◆ **DOCUMENT PASSAGE**:
Wednesday 23 December 2015

Smiles and Self-Loathing in Sydney – Grayson Perry at the MCA

Grayson Perry: My Pretty Little Art Career, installation shot, MCA, Sydney (Photo C. Rhodes)

I’m glad I went back to see the Grayson Perry show at the MCA a couple of days after attending, and thoroughly enjoying, the opening.[1] It's a sort of retrospective, and in effect it's the third time I’ve seen the exhibition, if you count the version I saw in the English seaside town of Margate last September.[2] I was intrigued that I was allowed to take photographs in Sydney, whereas there had been an absolute ban on photography in the gallery in Margate, policed by hardnosed invigilators.[3] I wondered whether this had contributed to my unsatisfactory experience at the UK venue, or whether it was at least partly attributable to a rather crowded hang.[4] The MCA has given its Grayson Perry show lots of space – the whole of the third floor galleries – and it really suits the work. In Sydney it can breathe. And since each individual object is almost a world in itself, breathe it must.

◆ **REQUIREMENT**: Reproduce the passage of the Grayson Perry exhibition review from "Smiles and Self-Loathing" up to and including "(Photo C. Rhodes)", word for word.

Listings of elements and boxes
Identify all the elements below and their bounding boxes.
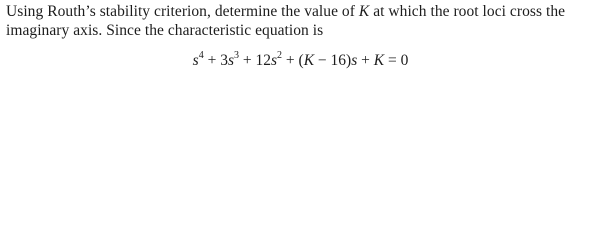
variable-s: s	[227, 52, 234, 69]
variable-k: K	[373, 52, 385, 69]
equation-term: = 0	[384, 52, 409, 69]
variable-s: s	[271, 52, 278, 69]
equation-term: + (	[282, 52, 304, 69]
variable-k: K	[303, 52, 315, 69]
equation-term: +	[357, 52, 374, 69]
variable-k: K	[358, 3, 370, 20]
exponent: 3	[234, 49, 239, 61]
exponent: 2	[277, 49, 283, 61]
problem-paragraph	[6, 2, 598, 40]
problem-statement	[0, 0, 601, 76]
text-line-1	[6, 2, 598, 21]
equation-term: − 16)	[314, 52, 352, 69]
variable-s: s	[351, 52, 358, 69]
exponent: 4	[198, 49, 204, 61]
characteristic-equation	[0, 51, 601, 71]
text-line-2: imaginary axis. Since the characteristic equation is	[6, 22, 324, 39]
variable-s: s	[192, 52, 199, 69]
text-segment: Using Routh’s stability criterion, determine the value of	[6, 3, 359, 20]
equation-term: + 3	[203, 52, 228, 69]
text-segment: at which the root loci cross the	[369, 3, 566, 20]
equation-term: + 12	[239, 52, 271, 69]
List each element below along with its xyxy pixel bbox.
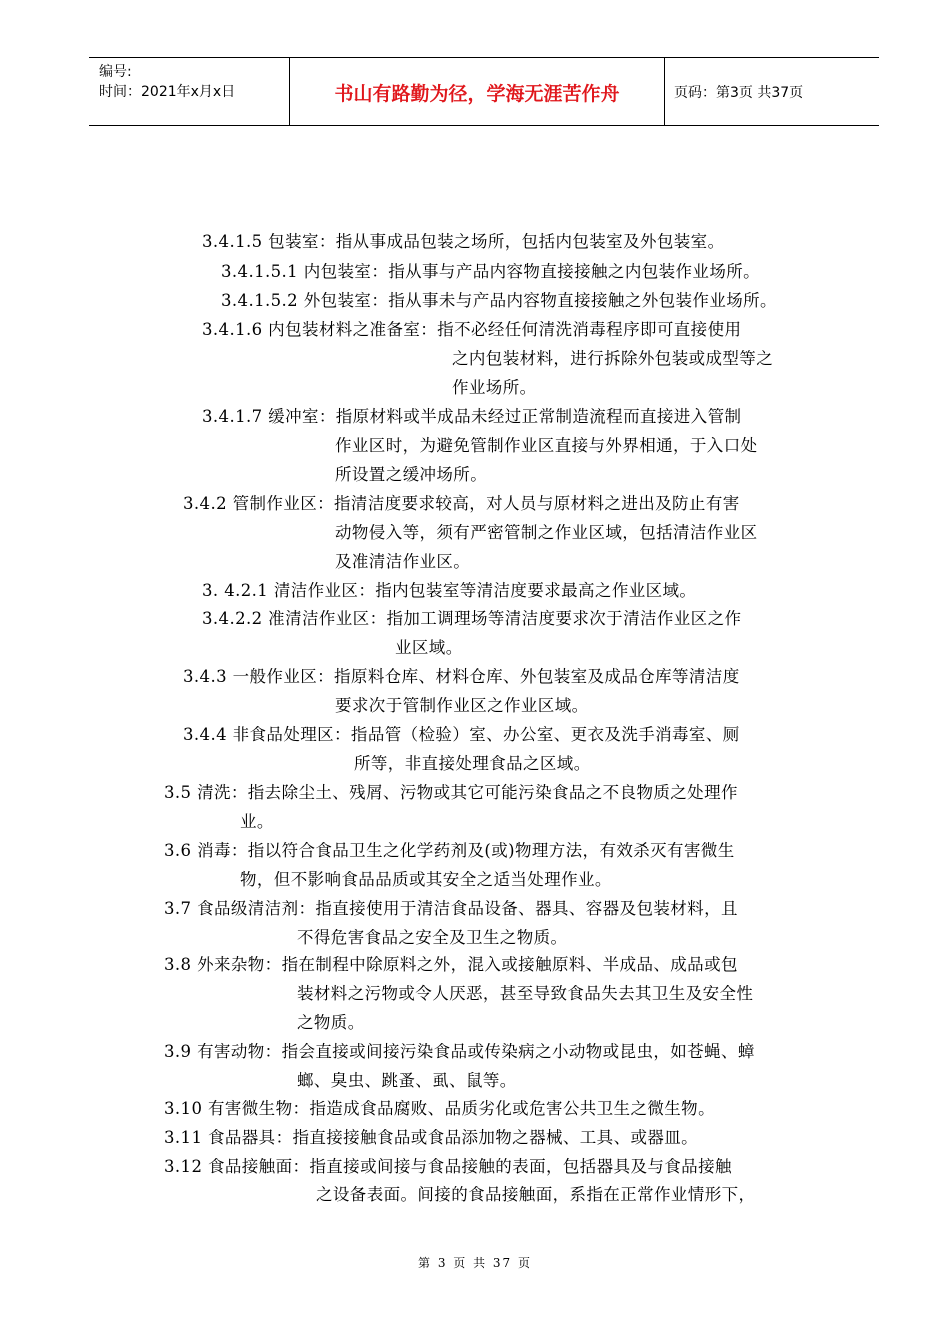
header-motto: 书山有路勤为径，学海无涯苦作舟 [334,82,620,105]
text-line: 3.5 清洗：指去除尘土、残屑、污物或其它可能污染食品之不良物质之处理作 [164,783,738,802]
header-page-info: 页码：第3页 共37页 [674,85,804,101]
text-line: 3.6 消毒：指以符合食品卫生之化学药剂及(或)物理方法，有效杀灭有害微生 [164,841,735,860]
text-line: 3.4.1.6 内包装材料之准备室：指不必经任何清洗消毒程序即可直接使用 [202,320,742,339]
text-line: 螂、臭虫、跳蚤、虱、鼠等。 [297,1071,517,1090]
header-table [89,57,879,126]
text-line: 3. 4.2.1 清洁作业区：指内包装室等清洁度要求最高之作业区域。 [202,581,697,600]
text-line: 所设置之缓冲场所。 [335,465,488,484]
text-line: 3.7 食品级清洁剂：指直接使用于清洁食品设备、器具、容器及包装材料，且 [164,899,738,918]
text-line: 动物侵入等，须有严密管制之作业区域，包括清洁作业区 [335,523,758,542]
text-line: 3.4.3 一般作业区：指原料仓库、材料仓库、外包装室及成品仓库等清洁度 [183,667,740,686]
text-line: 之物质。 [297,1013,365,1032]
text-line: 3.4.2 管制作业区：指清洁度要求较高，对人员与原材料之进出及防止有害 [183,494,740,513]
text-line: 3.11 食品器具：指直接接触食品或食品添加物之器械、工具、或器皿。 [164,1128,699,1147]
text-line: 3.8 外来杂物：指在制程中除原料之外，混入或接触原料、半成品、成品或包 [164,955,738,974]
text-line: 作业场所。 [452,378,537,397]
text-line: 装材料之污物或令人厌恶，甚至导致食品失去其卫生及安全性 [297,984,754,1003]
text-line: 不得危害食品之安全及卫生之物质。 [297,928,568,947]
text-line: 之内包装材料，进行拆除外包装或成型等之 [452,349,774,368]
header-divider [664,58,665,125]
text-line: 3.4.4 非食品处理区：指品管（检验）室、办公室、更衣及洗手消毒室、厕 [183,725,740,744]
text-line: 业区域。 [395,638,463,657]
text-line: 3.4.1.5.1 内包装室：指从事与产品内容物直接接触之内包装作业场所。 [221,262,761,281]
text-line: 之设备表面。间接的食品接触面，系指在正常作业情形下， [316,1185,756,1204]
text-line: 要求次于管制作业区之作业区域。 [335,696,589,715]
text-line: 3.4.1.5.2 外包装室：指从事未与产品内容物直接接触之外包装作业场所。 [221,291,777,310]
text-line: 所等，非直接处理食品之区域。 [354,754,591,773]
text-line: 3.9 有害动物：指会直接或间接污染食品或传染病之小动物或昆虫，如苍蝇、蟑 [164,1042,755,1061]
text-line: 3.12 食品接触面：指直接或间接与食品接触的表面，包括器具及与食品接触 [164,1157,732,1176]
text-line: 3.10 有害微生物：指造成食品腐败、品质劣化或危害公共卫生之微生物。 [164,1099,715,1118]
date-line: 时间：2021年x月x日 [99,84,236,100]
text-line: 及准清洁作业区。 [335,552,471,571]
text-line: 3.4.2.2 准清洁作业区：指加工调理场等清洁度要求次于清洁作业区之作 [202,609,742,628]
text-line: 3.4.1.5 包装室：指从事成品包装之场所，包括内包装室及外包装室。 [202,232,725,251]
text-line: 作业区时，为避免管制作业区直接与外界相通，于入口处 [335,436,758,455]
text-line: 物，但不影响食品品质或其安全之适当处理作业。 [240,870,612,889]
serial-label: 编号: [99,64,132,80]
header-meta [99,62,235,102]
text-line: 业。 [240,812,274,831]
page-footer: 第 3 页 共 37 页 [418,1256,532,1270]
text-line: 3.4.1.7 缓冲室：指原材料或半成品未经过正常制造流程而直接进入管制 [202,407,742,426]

---

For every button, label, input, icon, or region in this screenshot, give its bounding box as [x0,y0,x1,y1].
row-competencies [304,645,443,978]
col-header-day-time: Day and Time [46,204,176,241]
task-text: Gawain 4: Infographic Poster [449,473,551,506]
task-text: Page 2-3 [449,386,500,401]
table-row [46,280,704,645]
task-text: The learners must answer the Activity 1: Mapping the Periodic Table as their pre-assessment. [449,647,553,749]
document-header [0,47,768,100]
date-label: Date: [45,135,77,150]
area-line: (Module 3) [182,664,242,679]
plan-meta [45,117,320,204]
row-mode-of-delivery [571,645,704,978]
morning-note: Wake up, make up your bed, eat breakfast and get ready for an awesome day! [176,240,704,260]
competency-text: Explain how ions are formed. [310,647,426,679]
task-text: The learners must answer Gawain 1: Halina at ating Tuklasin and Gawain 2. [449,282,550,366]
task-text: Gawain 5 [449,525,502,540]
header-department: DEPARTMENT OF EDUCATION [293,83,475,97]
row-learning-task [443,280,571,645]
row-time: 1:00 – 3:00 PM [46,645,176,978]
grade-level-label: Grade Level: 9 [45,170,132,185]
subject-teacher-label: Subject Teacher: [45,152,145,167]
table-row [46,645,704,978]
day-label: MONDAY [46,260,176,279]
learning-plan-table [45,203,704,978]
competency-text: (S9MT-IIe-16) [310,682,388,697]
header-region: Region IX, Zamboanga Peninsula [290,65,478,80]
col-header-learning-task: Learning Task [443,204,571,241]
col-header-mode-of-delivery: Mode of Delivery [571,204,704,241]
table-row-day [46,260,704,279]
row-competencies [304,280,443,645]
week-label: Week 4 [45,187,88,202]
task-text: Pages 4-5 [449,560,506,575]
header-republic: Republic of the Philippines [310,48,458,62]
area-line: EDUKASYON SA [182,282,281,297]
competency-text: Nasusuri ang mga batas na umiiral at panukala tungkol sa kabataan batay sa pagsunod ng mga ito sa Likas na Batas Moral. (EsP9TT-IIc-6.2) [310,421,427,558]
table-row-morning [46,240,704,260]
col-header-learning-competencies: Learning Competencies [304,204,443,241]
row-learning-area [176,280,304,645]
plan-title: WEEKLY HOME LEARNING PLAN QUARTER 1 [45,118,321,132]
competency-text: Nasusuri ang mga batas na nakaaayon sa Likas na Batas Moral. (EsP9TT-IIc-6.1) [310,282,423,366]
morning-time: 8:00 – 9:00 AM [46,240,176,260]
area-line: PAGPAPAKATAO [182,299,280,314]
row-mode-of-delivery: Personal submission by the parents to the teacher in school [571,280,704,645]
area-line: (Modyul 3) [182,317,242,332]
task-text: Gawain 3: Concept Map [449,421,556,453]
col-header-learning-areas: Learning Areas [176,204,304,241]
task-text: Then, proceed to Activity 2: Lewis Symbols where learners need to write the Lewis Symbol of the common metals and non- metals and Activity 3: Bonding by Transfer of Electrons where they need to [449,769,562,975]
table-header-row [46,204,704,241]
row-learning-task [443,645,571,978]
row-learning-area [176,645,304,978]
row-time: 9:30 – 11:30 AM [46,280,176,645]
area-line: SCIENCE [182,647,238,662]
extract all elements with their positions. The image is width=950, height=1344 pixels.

---

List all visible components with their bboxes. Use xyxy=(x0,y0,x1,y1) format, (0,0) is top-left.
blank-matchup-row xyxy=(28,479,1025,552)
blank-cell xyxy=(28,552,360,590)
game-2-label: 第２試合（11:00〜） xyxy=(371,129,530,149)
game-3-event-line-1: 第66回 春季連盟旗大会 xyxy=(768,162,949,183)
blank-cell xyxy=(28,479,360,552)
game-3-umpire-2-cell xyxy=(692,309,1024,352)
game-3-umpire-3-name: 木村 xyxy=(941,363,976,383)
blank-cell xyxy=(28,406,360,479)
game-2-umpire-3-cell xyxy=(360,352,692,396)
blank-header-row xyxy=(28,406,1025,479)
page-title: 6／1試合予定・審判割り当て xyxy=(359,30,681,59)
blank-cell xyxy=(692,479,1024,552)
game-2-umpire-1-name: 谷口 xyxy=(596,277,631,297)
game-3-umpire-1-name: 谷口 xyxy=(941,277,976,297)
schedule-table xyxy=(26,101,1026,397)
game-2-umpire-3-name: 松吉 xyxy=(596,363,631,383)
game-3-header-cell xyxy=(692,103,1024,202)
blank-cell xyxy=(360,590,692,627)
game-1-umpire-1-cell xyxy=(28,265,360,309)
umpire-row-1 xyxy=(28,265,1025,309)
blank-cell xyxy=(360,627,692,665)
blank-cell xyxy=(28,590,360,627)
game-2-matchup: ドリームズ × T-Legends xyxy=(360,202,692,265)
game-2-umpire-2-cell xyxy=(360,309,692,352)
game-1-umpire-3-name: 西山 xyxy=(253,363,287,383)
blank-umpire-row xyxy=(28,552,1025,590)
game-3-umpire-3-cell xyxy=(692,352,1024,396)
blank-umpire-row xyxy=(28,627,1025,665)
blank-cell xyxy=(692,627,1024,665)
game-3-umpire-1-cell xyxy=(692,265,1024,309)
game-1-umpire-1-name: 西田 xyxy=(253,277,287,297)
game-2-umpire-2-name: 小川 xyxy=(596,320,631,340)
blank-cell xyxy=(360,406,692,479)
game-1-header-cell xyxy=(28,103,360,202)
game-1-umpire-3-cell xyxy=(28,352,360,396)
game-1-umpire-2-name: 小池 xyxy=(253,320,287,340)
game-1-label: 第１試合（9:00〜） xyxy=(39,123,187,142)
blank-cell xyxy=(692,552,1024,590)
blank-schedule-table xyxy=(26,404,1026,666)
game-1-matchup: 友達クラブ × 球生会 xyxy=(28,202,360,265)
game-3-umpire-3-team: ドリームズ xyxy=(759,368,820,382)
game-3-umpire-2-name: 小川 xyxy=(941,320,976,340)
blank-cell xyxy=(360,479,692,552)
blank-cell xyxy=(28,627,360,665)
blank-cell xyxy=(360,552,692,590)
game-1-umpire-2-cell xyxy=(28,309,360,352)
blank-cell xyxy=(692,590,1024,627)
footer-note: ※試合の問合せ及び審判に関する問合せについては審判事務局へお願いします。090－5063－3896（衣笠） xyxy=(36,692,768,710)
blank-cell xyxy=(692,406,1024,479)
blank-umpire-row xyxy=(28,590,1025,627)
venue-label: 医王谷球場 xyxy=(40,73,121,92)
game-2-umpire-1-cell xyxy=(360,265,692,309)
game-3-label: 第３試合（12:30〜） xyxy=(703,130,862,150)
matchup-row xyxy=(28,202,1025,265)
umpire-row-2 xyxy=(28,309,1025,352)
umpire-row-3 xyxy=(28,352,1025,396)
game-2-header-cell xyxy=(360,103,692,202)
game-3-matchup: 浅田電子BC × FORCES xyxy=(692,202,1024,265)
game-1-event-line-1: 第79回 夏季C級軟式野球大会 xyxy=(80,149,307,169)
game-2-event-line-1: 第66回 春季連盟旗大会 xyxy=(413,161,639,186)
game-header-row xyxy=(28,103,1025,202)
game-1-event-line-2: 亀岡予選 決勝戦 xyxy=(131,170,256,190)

◆ **RIGHT ANSWER**:
Smiles and Self-Loathing in Sydney – Grayson Perry at the MCA

Grayson Perry: My Pretty Little Art Career, installation shot, MCA, Sydney (Photo C. Rhodes)